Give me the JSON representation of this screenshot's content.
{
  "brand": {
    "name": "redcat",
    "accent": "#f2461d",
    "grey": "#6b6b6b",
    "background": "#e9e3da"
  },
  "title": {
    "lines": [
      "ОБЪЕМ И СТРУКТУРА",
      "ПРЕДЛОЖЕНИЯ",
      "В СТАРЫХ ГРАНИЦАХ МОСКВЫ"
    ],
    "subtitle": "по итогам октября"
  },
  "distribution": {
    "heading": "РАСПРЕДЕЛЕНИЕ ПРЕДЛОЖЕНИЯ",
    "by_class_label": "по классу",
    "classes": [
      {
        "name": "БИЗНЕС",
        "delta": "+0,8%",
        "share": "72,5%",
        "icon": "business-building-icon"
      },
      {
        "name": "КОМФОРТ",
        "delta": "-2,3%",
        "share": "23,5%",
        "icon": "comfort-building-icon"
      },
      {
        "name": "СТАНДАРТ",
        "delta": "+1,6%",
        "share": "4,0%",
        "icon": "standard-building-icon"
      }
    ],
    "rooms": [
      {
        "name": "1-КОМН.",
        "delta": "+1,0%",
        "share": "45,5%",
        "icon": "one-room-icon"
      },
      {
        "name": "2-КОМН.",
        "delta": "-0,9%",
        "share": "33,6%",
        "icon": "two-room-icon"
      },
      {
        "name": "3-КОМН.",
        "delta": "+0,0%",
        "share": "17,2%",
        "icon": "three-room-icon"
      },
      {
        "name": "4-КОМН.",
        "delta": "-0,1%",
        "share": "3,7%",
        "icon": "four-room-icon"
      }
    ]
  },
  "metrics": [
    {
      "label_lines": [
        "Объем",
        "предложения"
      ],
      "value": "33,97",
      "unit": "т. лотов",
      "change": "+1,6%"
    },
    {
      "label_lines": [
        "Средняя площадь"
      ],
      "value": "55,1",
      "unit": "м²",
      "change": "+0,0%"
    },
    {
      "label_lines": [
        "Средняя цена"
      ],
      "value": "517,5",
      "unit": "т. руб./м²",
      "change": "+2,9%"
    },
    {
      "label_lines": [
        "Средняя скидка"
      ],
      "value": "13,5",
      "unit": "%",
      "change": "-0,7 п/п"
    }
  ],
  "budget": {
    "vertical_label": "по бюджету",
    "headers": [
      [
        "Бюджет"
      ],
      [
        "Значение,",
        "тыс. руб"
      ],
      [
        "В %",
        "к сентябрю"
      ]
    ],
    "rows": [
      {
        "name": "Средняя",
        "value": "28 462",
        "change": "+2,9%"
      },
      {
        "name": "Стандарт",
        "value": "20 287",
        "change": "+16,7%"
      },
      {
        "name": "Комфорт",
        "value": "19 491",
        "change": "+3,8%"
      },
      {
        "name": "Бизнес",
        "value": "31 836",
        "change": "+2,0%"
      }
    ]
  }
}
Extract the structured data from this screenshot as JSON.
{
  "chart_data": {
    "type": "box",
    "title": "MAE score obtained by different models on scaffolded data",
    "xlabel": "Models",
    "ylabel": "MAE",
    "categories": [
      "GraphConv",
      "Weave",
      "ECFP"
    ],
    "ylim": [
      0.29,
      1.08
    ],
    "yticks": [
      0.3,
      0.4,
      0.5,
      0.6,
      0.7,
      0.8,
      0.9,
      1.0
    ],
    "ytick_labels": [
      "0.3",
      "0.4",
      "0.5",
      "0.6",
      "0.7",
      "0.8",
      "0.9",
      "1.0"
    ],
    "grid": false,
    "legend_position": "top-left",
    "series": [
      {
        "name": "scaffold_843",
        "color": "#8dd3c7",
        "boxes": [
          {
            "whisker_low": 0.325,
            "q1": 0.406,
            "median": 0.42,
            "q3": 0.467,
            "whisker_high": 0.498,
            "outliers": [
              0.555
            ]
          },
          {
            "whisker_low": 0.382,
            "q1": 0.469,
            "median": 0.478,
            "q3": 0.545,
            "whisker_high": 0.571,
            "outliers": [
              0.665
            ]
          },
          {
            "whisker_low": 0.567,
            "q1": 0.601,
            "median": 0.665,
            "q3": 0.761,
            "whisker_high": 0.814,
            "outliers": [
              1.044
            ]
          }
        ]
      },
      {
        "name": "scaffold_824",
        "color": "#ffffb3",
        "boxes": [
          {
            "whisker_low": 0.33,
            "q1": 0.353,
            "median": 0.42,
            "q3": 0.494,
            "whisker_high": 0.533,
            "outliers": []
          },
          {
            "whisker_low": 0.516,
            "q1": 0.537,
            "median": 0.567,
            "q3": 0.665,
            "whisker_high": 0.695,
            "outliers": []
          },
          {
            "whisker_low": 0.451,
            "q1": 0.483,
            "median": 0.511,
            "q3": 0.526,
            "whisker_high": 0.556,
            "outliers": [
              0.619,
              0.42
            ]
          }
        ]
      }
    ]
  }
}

────────────────

— Exercise goal —
Give the data again, exactly as it stands.

— Answer in full —
Give me the JSON representation of this screenshot's content.
{
  "brand": {
    "name": "redcat",
    "accent": "#f2461d",
    "grey": "#6b6b6b",
    "background": "#e9e3da"
  },
  "title": {
    "lines": [
      "ОБЪЕМ И СТРУКТУРА",
      "ПРЕДЛОЖЕНИЯ",
      "В СТАРЫХ ГРАНИЦАХ МОСКВЫ"
    ],
    "subtitle": "по итогам октября"
  },
  "distribution": {
    "heading": "РАСПРЕДЕЛЕНИЕ ПРЕДЛОЖЕНИЯ",
    "by_class_label": "по классу",
    "classes": [
      {
        "name": "БИЗНЕС",
        "delta": "+0,8%",
        "share": "72,5%",
        "icon": "business-building-icon"
      },
      {
        "name": "КОМФОРТ",
        "delta": "-2,3%",
        "share": "23,5%",
        "icon": "comfort-building-icon"
      },
      {
        "name": "СТАНДАРТ",
        "delta": "+1,6%",
        "share": "4,0%",
        "icon": "standard-building-icon"
      }
    ],
    "rooms": [
      {
        "name": "1-КОМН.",
        "delta": "+1,0%",
        "share": "45,5%",
        "icon": "one-room-icon"
      },
      {
        "name": "2-КОМН.",
        "delta": "-0,9%",
        "share": "33,6%",
        "icon": "two-room-icon"
      },
      {
        "name": "3-КОМН.",
        "delta": "+0,0%",
        "share": "17,2%",
        "icon": "three-room-icon"
      },
      {
        "name": "4-КОМН.",
        "delta": "-0,1%",
        "share": "3,7%",
        "icon": "four-room-icon"
      }
    ]
  },
  "metrics": [
    {
      "label_lines": [
        "Объем",
        "предложения"
      ],
      "value": "33,97",
      "unit": "т. лотов",
      "change": "+1,6%"
    },
    {
      "label_lines": [
        "Средняя площадь"
      ],
      "value": "55,1",
      "unit": "м²",
      "change": "+0,0%"
    },
    {
      "label_lines": [
        "Средняя цена"
      ],
      "value": "517,5",
      "unit": "т. руб./м²",
      "change": "+2,9%"
    },
    {
      "label_lines": [
        "Средняя скидка"
      ],
      "value": "13,5",
      "unit": "%",
      "change": "-0,7 п/п"
    }
  ],
  "budget": {
    "vertical_label": "по бюджету",
    "headers": [
      [
        "Бюджет"
      ],
      [
        "Значение,",
        "тыс. руб"
      ],
      [
        "В %",
        "к сентябрю"
      ]
    ],
    "rows": [
      {
        "name": "Средняя",
        "value": "28 462",
        "change": "+2,9%"
      },
      {
        "name": "Стандарт",
        "value": "20 287",
        "change": "+16,7%"
      },
      {
        "name": "Комфорт",
        "value": "19 491",
        "change": "+3,8%"
      },
      {
        "name": "Бизнес",
        "value": "31 836",
        "change": "+2,0%"
      }
    ]
  }
}
Extract the structured data from this screenshot as JSON.
{
  "chart_data": {
    "type": "box",
    "title": "MAE score obtained by different models on scaffolded data",
    "xlabel": "Models",
    "ylabel": "MAE",
    "categories": [
      "GraphConv",
      "Weave",
      "ECFP"
    ],
    "ylim": [
      0.29,
      1.08
    ],
    "yticks": [
      0.3,
      0.4,
      0.5,
      0.6,
      0.7,
      0.8,
      0.9,
      1.0
    ],
    "ytick_labels": [
      "0.3",
      "0.4",
      "0.5",
      "0.6",
      "0.7",
      "0.8",
      "0.9",
      "1.0"
    ],
    "grid": false,
    "legend_position": "top-left",
    "series": [
      {
        "name": "scaffold_843",
        "color": "#8dd3c7",
        "boxes": [
          {
            "whisker_low": 0.325,
            "q1": 0.406,
            "median": 0.42,
            "q3": 0.467,
            "whisker_high": 0.498,
            "outliers": [
              0.555
            ]
          },
          {
            "whisker_low": 0.382,
            "q1": 0.469,
            "median": 0.478,
            "q3": 0.545,
            "whisker_high": 0.571,
            "outliers": [
              0.665
            ]
          },
          {
            "whisker_low": 0.567,
            "q1": 0.601,
            "median": 0.665,
            "q3": 0.761,
            "whisker_high": 0.814,
            "outliers": [
              1.044
            ]
          }
        ]
      },
      {
        "name": "scaffold_824",
        "color": "#ffffb3",
        "boxes": [
          {
            "whisker_low": 0.33,
            "q1": 0.353,
            "median": 0.42,
            "q3": 0.494,
            "whisker_high": 0.533,
            "outliers": []
          },
          {
            "whisker_low": 0.516,
            "q1": 0.537,
            "median": 0.567,
            "q3": 0.665,
            "whisker_high": 0.695,
            "outliers": []
          },
          {
            "whisker_low": 0.451,
            "q1": 0.483,
            "median": 0.511,
            "q3": 0.526,
            "whisker_high": 0.556,
            "outliers": [
              0.619,
              0.42
            ]
          }
        ]
      }
    ]
  }
}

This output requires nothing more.